(Dataset items)

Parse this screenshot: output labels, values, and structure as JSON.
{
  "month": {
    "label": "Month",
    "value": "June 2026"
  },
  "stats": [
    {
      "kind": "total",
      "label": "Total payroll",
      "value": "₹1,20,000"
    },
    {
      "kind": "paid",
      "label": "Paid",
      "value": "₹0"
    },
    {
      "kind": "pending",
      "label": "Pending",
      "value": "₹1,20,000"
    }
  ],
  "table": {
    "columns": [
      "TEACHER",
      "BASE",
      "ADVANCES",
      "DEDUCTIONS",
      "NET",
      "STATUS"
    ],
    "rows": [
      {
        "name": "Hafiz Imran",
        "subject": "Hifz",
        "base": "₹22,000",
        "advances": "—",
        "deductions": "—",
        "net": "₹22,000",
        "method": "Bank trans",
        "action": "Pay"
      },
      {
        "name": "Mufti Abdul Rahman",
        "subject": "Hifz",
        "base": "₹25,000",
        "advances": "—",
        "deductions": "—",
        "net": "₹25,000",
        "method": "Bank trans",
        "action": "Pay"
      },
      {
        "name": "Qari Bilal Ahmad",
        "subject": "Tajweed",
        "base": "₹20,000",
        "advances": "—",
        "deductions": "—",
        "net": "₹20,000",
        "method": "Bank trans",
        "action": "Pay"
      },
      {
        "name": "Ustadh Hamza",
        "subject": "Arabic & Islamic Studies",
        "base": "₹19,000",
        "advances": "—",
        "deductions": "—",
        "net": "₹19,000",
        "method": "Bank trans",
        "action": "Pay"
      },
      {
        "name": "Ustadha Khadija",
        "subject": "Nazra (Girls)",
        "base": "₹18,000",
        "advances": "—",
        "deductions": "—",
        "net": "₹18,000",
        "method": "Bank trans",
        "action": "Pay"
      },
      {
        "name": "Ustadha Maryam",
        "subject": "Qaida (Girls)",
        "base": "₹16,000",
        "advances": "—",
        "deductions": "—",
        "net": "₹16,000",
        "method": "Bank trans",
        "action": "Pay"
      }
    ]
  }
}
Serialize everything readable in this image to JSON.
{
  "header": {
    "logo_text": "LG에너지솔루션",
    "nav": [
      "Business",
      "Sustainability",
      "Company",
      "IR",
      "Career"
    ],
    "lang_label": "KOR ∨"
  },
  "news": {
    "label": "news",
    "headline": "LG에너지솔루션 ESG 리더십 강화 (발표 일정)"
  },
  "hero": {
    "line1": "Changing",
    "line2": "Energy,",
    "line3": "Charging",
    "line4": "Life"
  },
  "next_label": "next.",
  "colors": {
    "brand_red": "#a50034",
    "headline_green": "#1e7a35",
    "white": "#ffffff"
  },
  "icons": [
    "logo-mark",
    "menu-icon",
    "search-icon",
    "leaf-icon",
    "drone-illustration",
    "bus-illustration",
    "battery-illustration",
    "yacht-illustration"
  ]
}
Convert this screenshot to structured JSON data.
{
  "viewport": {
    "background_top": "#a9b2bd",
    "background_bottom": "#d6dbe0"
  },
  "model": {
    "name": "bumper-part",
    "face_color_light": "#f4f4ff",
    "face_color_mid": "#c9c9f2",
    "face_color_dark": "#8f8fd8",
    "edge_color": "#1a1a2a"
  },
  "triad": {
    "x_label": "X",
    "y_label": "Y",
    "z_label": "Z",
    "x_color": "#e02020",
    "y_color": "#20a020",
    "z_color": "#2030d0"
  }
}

OBJECTIVE: All of the data must be returned exactly.

EXERCISE SOLUTION:
Parse this screenshot: output labels, values, and structure as JSON.
{
  "month": {
    "label": "Month",
    "value": "June 2026"
  },
  "stats": [
    {
      "kind": "total",
      "label": "Total payroll",
      "value": "₹1,20,000"
    },
    {
      "kind": "paid",
      "label": "Paid",
      "value": "₹0"
    },
    {
      "kind": "pending",
      "label": "Pending",
      "value": "₹1,20,000"
    }
  ],
  "table": {
    "columns": [
      "TEACHER",
      "BASE",
      "ADVANCES",
      "DEDUCTIONS",
      "NET",
      "STATUS"
    ],
    "rows": [
      {
        "name": "Hafiz Imran",
        "subject": "Hifz",
        "base": "₹22,000",
        "advances": "—",
        "deductions": "—",
        "net": "₹22,000",
        "method": "Bank trans",
        "action": "Pay"
      },
      {
        "name": "Mufti Abdul Rahman",
        "subject": "Hifz",
        "base": "₹25,000",
        "advances": "—",
        "deductions": "—",
        "net": "₹25,000",
        "method": "Bank trans",
        "action": "Pay"
      },
      {
        "name": "Qari Bilal Ahmad",
        "subject": "Tajweed",
        "base": "₹20,000",
        "advances": "—",
        "deductions": "—",
        "net": "₹20,000",
        "method": "Bank trans",
        "action": "Pay"
      },
      {
        "name": "Ustadh Hamza",
        "subject": "Arabic & Islamic Studies",
        "base": "₹19,000",
        "advances": "—",
        "deductions": "—",
        "net": "₹19,000",
        "method": "Bank trans",
        "action": "Pay"
      },
      {
        "name": "Ustadha Khadija",
        "subject": "Nazra (Girls)",
        "base": "₹18,000",
        "advances": "—",
        "deductions": "—",
        "net": "₹18,000",
        "method": "Bank trans",
        "action": "Pay"
      },
      {
        "name": "Ustadha Maryam",
        "subject": "Qaida (Girls)",
        "base": "₹16,000",
        "advances": "—",
        "deductions": "—",
        "net": "₹16,000",
        "method": "Bank trans",
        "action": "Pay"
      }
    ]
  }
}
Serialize everything readable in this image to JSON.
{
  "header": {
    "logo_text": "LG에너지솔루션",
    "nav": [
      "Business",
      "Sustainability",
      "Company",
      "IR",
      "Career"
    ],
    "lang_label": "KOR ∨"
  },
  "news": {
    "label": "news",
    "headline": "LG에너지솔루션 ESG 리더십 강화 (발표 일정)"
  },
  "hero": {
    "line1": "Changing",
    "line2": "Energy,",
    "line3": "Charging",
    "line4": "Life"
  },
  "next_label": "next.",
  "colors": {
    "brand_red": "#a50034",
    "headline_green": "#1e7a35",
    "white": "#ffffff"
  },
  "icons": [
    "logo-mark",
    "menu-icon",
    "search-icon",
    "leaf-icon",
    "drone-illustration",
    "bus-illustration",
    "battery-illustration",
    "yacht-illustration"
  ]
}
Convert this screenshot to structured JSON data.
{
  "viewport": {
    "background_top": "#a9b2bd",
    "background_bottom": "#d6dbe0"
  },
  "model": {
    "name": "bumper-part",
    "face_color_light": "#f4f4ff",
    "face_color_mid": "#c9c9f2",
    "face_color_dark": "#8f8fd8",
    "edge_color": "#1a1a2a"
  },
  "triad": {
    "x_label": "X",
    "y_label": "Y",
    "z_label": "Z",
    "x_color": "#e02020",
    "y_color": "#20a020",
    "z_color": "#2030d0"
  }
}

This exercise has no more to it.